**Instruction:** Return the lines below that carry the word "background".

Data entries:

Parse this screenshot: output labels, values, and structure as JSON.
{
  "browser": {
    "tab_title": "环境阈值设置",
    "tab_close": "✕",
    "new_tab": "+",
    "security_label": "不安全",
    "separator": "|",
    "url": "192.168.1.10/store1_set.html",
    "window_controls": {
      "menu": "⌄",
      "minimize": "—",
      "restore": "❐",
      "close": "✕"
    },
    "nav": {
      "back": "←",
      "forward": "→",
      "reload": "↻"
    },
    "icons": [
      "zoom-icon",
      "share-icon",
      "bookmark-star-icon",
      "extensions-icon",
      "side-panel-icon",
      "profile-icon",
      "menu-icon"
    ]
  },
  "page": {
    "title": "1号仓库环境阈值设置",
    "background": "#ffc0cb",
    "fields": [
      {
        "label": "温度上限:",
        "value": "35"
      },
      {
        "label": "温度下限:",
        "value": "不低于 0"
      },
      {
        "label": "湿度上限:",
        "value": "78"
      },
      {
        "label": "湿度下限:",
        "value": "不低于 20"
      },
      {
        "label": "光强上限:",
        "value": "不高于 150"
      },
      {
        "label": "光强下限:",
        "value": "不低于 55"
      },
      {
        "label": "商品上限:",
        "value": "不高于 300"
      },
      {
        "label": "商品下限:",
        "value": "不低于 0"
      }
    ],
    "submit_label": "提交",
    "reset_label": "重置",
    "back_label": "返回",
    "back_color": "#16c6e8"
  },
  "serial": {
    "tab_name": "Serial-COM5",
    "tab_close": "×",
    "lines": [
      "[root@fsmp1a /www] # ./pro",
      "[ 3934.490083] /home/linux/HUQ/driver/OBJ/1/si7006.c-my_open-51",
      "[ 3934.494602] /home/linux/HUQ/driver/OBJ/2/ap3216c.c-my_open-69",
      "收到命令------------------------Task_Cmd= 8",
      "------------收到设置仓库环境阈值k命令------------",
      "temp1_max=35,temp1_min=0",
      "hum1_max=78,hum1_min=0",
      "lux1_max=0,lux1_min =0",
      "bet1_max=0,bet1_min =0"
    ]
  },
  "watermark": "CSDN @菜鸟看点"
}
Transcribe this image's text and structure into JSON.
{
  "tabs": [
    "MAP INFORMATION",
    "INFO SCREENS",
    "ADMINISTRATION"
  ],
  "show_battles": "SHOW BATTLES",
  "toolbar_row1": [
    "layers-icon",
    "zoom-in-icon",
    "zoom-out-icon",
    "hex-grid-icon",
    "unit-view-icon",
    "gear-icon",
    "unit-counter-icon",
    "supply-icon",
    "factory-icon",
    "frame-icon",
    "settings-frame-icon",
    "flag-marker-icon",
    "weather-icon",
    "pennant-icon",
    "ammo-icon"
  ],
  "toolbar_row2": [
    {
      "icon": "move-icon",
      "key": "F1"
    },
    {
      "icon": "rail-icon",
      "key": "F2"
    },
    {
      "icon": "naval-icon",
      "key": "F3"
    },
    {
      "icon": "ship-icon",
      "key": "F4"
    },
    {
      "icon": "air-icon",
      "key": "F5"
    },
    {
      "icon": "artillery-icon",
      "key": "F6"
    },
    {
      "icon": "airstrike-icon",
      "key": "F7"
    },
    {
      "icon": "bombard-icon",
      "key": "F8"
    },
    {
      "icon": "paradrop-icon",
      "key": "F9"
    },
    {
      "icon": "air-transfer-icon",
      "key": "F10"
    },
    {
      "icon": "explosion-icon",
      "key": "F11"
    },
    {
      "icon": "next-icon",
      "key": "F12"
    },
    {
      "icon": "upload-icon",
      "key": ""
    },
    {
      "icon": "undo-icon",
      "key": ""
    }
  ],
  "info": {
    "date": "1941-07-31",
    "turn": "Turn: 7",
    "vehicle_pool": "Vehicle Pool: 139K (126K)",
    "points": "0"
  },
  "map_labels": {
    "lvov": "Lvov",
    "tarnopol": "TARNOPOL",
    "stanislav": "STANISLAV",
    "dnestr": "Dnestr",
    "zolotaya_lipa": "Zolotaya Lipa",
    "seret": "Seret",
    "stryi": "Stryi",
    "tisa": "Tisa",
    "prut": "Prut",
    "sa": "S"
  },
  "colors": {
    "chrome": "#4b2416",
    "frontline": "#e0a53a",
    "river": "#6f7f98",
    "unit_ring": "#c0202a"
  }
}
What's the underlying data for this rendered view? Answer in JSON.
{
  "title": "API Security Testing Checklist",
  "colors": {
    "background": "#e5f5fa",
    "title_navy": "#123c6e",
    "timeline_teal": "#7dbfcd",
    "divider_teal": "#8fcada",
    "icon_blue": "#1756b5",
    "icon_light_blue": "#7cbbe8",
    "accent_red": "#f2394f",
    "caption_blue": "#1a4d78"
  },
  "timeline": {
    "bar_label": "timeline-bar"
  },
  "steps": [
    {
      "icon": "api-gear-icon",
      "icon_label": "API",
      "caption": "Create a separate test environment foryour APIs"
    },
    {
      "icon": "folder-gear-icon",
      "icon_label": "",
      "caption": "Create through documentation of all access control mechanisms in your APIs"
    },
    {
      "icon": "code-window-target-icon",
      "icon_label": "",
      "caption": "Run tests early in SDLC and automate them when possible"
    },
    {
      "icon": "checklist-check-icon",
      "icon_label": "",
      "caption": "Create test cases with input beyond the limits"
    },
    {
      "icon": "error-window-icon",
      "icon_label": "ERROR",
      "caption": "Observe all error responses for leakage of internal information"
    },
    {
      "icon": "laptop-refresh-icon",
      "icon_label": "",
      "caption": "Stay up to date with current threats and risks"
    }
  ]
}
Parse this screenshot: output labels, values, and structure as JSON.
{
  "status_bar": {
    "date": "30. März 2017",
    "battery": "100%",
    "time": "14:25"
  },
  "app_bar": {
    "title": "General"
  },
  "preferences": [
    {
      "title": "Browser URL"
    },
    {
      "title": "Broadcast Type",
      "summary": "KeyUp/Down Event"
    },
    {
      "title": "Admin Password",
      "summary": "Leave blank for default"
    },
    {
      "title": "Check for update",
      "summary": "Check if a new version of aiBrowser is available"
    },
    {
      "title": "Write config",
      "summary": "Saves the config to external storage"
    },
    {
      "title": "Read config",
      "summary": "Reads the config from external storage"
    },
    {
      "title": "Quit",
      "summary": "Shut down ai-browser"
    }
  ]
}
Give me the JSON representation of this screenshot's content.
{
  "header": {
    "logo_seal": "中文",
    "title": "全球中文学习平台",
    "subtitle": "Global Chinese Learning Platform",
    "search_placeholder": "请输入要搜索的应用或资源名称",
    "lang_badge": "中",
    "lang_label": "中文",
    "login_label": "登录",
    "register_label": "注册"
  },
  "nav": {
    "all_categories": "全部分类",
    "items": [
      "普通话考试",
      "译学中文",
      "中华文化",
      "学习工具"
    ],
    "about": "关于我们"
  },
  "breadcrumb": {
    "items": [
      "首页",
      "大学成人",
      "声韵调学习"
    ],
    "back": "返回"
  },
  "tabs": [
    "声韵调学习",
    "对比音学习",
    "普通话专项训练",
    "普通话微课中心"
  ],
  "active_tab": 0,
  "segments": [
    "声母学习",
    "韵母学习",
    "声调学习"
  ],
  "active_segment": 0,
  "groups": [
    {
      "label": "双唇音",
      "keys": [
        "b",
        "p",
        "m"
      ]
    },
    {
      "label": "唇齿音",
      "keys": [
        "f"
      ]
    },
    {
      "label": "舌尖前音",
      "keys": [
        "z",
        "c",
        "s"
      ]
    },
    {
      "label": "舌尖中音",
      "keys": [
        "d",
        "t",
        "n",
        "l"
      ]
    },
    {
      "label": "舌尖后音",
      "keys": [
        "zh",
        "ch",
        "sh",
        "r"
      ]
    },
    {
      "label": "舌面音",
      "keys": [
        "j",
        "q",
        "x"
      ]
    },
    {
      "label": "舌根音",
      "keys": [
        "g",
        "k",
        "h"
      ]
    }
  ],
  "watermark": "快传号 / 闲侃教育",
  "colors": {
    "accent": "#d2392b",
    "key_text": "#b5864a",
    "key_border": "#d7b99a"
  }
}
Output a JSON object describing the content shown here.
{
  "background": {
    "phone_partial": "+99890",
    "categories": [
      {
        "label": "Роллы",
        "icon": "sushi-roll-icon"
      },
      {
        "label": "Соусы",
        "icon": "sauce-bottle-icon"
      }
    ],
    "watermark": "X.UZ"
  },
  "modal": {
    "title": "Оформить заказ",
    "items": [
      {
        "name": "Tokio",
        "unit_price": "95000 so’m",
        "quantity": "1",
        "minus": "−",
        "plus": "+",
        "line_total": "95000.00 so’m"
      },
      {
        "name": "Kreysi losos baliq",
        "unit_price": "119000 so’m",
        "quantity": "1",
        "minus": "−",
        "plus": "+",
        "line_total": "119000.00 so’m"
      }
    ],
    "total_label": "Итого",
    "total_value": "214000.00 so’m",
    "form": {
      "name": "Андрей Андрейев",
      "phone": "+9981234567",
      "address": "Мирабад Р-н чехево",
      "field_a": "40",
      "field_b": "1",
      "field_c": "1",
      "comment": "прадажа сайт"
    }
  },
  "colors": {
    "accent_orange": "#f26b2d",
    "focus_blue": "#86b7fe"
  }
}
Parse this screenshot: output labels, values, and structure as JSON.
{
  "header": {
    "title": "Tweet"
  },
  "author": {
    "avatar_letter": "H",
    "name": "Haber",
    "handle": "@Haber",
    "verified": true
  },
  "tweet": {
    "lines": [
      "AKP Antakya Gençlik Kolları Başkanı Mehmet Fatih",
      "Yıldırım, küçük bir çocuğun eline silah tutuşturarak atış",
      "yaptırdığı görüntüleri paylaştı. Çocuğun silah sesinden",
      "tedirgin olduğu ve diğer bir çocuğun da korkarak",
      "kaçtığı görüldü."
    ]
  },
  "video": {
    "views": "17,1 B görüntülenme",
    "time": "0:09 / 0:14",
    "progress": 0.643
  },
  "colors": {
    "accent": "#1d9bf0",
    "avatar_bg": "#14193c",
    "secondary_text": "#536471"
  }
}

**Reply to the task:**
    "background": "#ffc0cb",
    "background": "#e5f5fa",
  "background": {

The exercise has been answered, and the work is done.